» Directions for this task: Return every line of the entries below without changing anything.

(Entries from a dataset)
^^^^
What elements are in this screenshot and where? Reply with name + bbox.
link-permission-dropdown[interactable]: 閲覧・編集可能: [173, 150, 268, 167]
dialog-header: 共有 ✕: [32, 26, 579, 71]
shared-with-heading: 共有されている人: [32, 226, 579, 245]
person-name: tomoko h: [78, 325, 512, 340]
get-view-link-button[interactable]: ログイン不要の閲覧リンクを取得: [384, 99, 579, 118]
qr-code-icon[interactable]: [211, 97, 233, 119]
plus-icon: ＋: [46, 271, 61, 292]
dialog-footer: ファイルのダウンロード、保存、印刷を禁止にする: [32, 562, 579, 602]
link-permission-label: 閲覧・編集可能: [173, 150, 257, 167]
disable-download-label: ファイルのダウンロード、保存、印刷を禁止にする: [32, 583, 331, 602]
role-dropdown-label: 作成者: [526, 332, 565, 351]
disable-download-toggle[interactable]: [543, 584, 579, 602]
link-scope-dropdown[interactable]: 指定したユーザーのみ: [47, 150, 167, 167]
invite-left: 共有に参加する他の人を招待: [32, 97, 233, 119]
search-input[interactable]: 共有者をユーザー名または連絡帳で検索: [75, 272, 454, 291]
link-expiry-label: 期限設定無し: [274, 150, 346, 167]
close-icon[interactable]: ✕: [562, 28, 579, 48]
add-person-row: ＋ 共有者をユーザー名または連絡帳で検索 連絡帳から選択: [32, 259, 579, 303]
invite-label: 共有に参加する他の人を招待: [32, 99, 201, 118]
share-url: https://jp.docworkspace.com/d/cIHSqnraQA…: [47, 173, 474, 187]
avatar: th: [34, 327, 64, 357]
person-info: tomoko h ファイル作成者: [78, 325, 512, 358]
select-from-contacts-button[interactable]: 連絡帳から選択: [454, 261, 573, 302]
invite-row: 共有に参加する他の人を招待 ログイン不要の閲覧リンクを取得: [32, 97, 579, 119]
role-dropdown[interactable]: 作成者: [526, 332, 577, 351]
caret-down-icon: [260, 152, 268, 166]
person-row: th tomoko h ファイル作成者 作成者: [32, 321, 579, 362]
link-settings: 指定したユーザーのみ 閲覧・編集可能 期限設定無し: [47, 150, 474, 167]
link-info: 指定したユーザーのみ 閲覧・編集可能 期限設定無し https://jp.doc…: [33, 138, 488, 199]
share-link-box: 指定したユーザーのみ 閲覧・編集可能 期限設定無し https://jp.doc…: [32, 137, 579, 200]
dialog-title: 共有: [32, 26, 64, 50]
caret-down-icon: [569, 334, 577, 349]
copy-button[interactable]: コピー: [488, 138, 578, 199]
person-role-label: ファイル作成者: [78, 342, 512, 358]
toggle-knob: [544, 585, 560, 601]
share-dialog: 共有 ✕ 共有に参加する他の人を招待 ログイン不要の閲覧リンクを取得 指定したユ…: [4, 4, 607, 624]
^^^^
» Solution:
What elements are in this screenshot and where? Reply with name + bbox.
link-permission-dropdown[interactable]: 閲覧・編集可能: [173, 150, 268, 167]
dialog-header: 共有 ✕: [32, 26, 579, 71]
shared-with-heading: 共有されている人: [32, 226, 579, 245]
person-name: tomoko h: [78, 325, 512, 340]
get-view-link-button[interactable]: ログイン不要の閲覧リンクを取得: [384, 99, 579, 118]
qr-code-icon[interactable]: [211, 97, 233, 119]
plus-icon: ＋: [46, 271, 61, 292]
dialog-footer: ファイルのダウンロード、保存、印刷を禁止にする: [32, 562, 579, 602]
link-permission-label: 閲覧・編集可能: [173, 150, 257, 167]
disable-download-label: ファイルのダウンロード、保存、印刷を禁止にする: [32, 583, 331, 602]
role-dropdown-label: 作成者: [526, 332, 565, 351]
disable-download-toggle[interactable]: [543, 584, 579, 602]
link-scope-dropdown[interactable]: 指定したユーザーのみ: [47, 150, 167, 167]
invite-left: 共有に参加する他の人を招待: [32, 97, 233, 119]
search-input[interactable]: 共有者をユーザー名または連絡帳で検索: [75, 272, 454, 291]
link-expiry-label: 期限設定無し: [274, 150, 346, 167]
close-icon[interactable]: ✕: [562, 28, 579, 48]
add-person-row: ＋ 共有者をユーザー名または連絡帳で検索 連絡帳から選択: [32, 259, 579, 303]
invite-label: 共有に参加する他の人を招待: [32, 99, 201, 118]
share-url: https://jp.docworkspace.com/d/cIHSqnraQA…: [47, 173, 474, 187]
avatar: th: [34, 327, 64, 357]
person-info: tomoko h ファイル作成者: [78, 325, 512, 358]
select-from-contacts-button[interactable]: 連絡帳から選択: [454, 261, 573, 302]
invite-row: 共有に参加する他の人を招待 ログイン不要の閲覧リンクを取得: [32, 97, 579, 119]
role-dropdown[interactable]: 作成者: [526, 332, 577, 351]
caret-down-icon: [260, 152, 268, 166]
person-row: th tomoko h ファイル作成者 作成者: [32, 321, 579, 362]
link-settings: 指定したユーザーのみ 閲覧・編集可能 期限設定無し: [47, 150, 474, 167]
link-info: 指定したユーザーのみ 閲覧・編集可能 期限設定無し https://jp.doc…: [33, 138, 488, 199]
share-link-box: 指定したユーザーのみ 閲覧・編集可能 期限設定無し https://jp.doc…: [32, 137, 579, 200]
dialog-title: 共有: [32, 26, 64, 50]
caret-down-icon: [569, 334, 577, 349]
copy-button[interactable]: コピー: [488, 138, 578, 199]
person-role-label: ファイル作成者: [78, 342, 512, 358]
toggle-knob: [544, 585, 560, 601]
share-dialog: 共有 ✕ 共有に参加する他の人を招待 ログイン不要の閲覧リンクを取得 指定したユ…: [4, 4, 607, 624]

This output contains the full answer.